» WHAT THE TASK ASKS: Repeat each entry as written, dropping any picture you find.

[Source data]
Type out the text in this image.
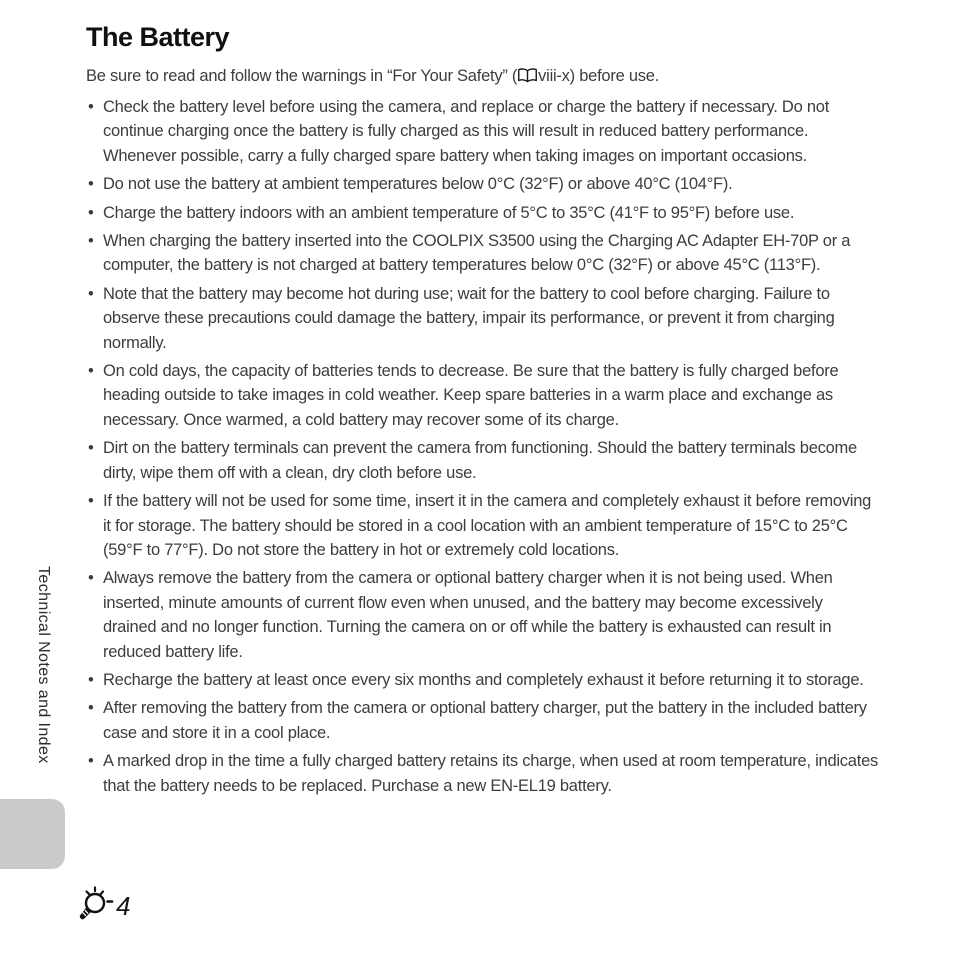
Technical Notes and Index
The Battery

Be sure to read and follow the warnings in “For Your Safety” ( viii-x) before use.

• Check the battery level before using the camera, and replace or charge the battery if necessary. Do not continue charging once the battery is fully charged as this will result in reduced battery performance. Whenever possible, carry a fully charged spare battery when taking images on important occasions.
• Do not use the battery at ambient temperatures below 0°C (32°F) or above 40°C (104°F).
• Charge the battery indoors with an ambient temperature of 5°C to 35°C (41°F to 95°F) before use.
• When charging the battery inserted into the COOLPIX S3500 using the Charging AC Adapter EH-70P or a computer, the battery is not charged at battery temperatures below 0°C (32°F) or above 45°C (113°F).
• Note that the battery may become hot during use; wait for the battery to cool before charging. Failure to observe these precautions could damage the battery, impair its performance, or prevent it from charging normally.
• On cold days, the capacity of batteries tends to decrease. Be sure that the battery is fully charged before heading outside to take images in cold weather. Keep spare batteries in a warm place and exchange as necessary. Once warmed, a cold battery may recover some of its charge.
• Dirt on the battery terminals can prevent the camera from functioning. Should the battery terminals become dirty, wipe them off with a clean, dry cloth before use.
• If the battery will not be used for some time, insert it in the camera and completely exhaust it before removing it for storage. The battery should be stored in a cool location with an ambient temperature of 15°C to 25°C (59°F to 77°F). Do not store the battery in hot or extremely cold locations.
• Always remove the battery from the camera or optional battery charger when it is not being used. When inserted, minute amounts of current flow even when unused, and the battery may become excessively drained and no longer function. Turning the camera on or off while the battery is exhausted can result in reduced battery life.
• Recharge the battery at least once every six months and completely exhaust it before returning it to storage.
• After removing the battery from the camera or optional battery charger, put the battery in the included battery case and store it in a cool place.
• A marked drop in the time a fully charged battery retains its charge, when used at room temperature, indicates that the battery needs to be replaced. Purchase a new EN-EL19 battery.
4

» RIGHT ANSWER:
Type out the text in this image.
Technical Notes and Index
The Battery

Be sure to read and follow the warnings in “For Your Safety” ( viii-x) before use.

• Check the battery level before using the camera, and replace or charge the battery if necessary. Do not continue charging once the battery is fully charged as this will result in reduced battery performance. Whenever possible, carry a fully charged spare battery when taking images on important occasions.
• Do not use the battery at ambient temperatures below 0°C (32°F) or above 40°C (104°F).
• Charge the battery indoors with an ambient temperature of 5°C to 35°C (41°F to 95°F) before use.
• When charging the battery inserted into the COOLPIX S3500 using the Charging AC Adapter EH-70P or a computer, the battery is not charged at battery temperatures below 0°C (32°F) or above 45°C (113°F).
• Note that the battery may become hot during use; wait for the battery to cool before charging. Failure to observe these precautions could damage the battery, impair its performance, or prevent it from charging normally.
• On cold days, the capacity of batteries tends to decrease. Be sure that the battery is fully charged before heading outside to take images in cold weather. Keep spare batteries in a warm place and exchange as necessary. Once warmed, a cold battery may recover some of its charge.
• Dirt on the battery terminals can prevent the camera from functioning. Should the battery terminals become dirty, wipe them off with a clean, dry cloth before use.
• If the battery will not be used for some time, insert it in the camera and completely exhaust it before removing it for storage. The battery should be stored in a cool location with an ambient temperature of 15°C to 25°C (59°F to 77°F). Do not store the battery in hot or extremely cold locations.
• Always remove the battery from the camera or optional battery charger when it is not being used. When inserted, minute amounts of current flow even when unused, and the battery may become excessively drained and no longer function. Turning the camera on or off while the battery is exhausted can result in reduced battery life.
• Recharge the battery at least once every six months and completely exhaust it before returning it to storage.
• After removing the battery from the camera or optional battery charger, put the battery in the included battery case and store it in a cool place.
• A marked drop in the time a fully charged battery retains its charge, when used at room temperature, indicates that the battery needs to be replaced. Purchase a new EN-EL19 battery.
4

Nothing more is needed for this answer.